What is being asked: Provide the data again in its entirety, exactly as given.

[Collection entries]
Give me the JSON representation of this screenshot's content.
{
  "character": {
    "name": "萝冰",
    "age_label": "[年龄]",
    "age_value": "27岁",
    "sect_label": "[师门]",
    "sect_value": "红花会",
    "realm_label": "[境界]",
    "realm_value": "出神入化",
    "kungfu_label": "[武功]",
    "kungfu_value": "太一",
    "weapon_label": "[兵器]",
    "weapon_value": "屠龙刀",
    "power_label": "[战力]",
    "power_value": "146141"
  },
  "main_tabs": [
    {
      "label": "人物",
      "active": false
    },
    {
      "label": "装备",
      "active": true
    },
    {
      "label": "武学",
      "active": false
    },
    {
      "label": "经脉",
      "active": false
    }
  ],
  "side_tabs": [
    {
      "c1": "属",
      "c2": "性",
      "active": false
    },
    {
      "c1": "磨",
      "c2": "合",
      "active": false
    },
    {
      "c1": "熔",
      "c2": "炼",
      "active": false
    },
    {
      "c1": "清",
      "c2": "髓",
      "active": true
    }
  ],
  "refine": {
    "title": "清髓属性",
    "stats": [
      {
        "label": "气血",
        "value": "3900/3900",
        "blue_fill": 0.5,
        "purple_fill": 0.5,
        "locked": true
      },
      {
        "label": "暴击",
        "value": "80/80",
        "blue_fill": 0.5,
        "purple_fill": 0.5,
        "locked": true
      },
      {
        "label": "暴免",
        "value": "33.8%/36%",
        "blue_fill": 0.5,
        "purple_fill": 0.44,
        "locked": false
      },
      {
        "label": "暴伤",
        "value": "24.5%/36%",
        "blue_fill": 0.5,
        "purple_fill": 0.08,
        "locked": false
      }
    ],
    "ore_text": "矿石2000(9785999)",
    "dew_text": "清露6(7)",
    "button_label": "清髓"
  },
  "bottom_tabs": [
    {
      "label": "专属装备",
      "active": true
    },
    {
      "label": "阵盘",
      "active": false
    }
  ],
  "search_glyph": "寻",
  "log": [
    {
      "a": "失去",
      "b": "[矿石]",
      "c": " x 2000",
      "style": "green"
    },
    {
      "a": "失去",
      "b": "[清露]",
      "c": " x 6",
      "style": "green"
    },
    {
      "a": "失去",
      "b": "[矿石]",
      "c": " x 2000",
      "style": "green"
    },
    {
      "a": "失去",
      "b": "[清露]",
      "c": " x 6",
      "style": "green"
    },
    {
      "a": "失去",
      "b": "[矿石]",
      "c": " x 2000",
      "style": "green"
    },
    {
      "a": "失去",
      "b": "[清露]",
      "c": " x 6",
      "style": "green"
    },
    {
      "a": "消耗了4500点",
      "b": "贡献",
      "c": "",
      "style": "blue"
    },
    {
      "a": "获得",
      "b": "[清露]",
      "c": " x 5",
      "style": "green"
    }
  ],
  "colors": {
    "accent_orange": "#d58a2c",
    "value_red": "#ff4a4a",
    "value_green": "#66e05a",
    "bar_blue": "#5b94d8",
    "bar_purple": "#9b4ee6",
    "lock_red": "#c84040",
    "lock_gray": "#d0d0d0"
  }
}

Problem solution:
Give me the JSON representation of this screenshot's content.
{
  "character": {
    "name": "萝冰",
    "age_label": "[年龄]",
    "age_value": "27岁",
    "sect_label": "[师门]",
    "sect_value": "红花会",
    "realm_label": "[境界]",
    "realm_value": "出神入化",
    "kungfu_label": "[武功]",
    "kungfu_value": "太一",
    "weapon_label": "[兵器]",
    "weapon_value": "屠龙刀",
    "power_label": "[战力]",
    "power_value": "146141"
  },
  "main_tabs": [
    {
      "label": "人物",
      "active": false
    },
    {
      "label": "装备",
      "active": true
    },
    {
      "label": "武学",
      "active": false
    },
    {
      "label": "经脉",
      "active": false
    }
  ],
  "side_tabs": [
    {
      "c1": "属",
      "c2": "性",
      "active": false
    },
    {
      "c1": "磨",
      "c2": "合",
      "active": false
    },
    {
      "c1": "熔",
      "c2": "炼",
      "active": false
    },
    {
      "c1": "清",
      "c2": "髓",
      "active": true
    }
  ],
  "refine": {
    "title": "清髓属性",
    "stats": [
      {
        "label": "气血",
        "value": "3900/3900",
        "blue_fill": 0.5,
        "purple_fill": 0.5,
        "locked": true
      },
      {
        "label": "暴击",
        "value": "80/80",
        "blue_fill": 0.5,
        "purple_fill": 0.5,
        "locked": true
      },
      {
        "label": "暴免",
        "value": "33.8%/36%",
        "blue_fill": 0.5,
        "purple_fill": 0.44,
        "locked": false
      },
      {
        "label": "暴伤",
        "value": "24.5%/36%",
        "blue_fill": 0.5,
        "purple_fill": 0.08,
        "locked": false
      }
    ],
    "ore_text": "矿石2000(9785999)",
    "dew_text": "清露6(7)",
    "button_label": "清髓"
  },
  "bottom_tabs": [
    {
      "label": "专属装备",
      "active": true
    },
    {
      "label": "阵盘",
      "active": false
    }
  ],
  "search_glyph": "寻",
  "log": [
    {
      "a": "失去",
      "b": "[矿石]",
      "c": " x 2000",
      "style": "green"
    },
    {
      "a": "失去",
      "b": "[清露]",
      "c": " x 6",
      "style": "green"
    },
    {
      "a": "失去",
      "b": "[矿石]",
      "c": " x 2000",
      "style": "green"
    },
    {
      "a": "失去",
      "b": "[清露]",
      "c": " x 6",
      "style": "green"
    },
    {
      "a": "失去",
      "b": "[矿石]",
      "c": " x 2000",
      "style": "green"
    },
    {
      "a": "失去",
      "b": "[清露]",
      "c": " x 6",
      "style": "green"
    },
    {
      "a": "消耗了4500点",
      "b": "贡献",
      "c": "",
      "style": "blue"
    },
    {
      "a": "获得",
      "b": "[清露]",
      "c": " x 5",
      "style": "green"
    }
  ],
  "colors": {
    "accent_orange": "#d58a2c",
    "value_red": "#ff4a4a",
    "value_green": "#66e05a",
    "bar_blue": "#5b94d8",
    "bar_purple": "#9b4ee6",
    "lock_red": "#c84040",
    "lock_gray": "#d0d0d0"
  }
}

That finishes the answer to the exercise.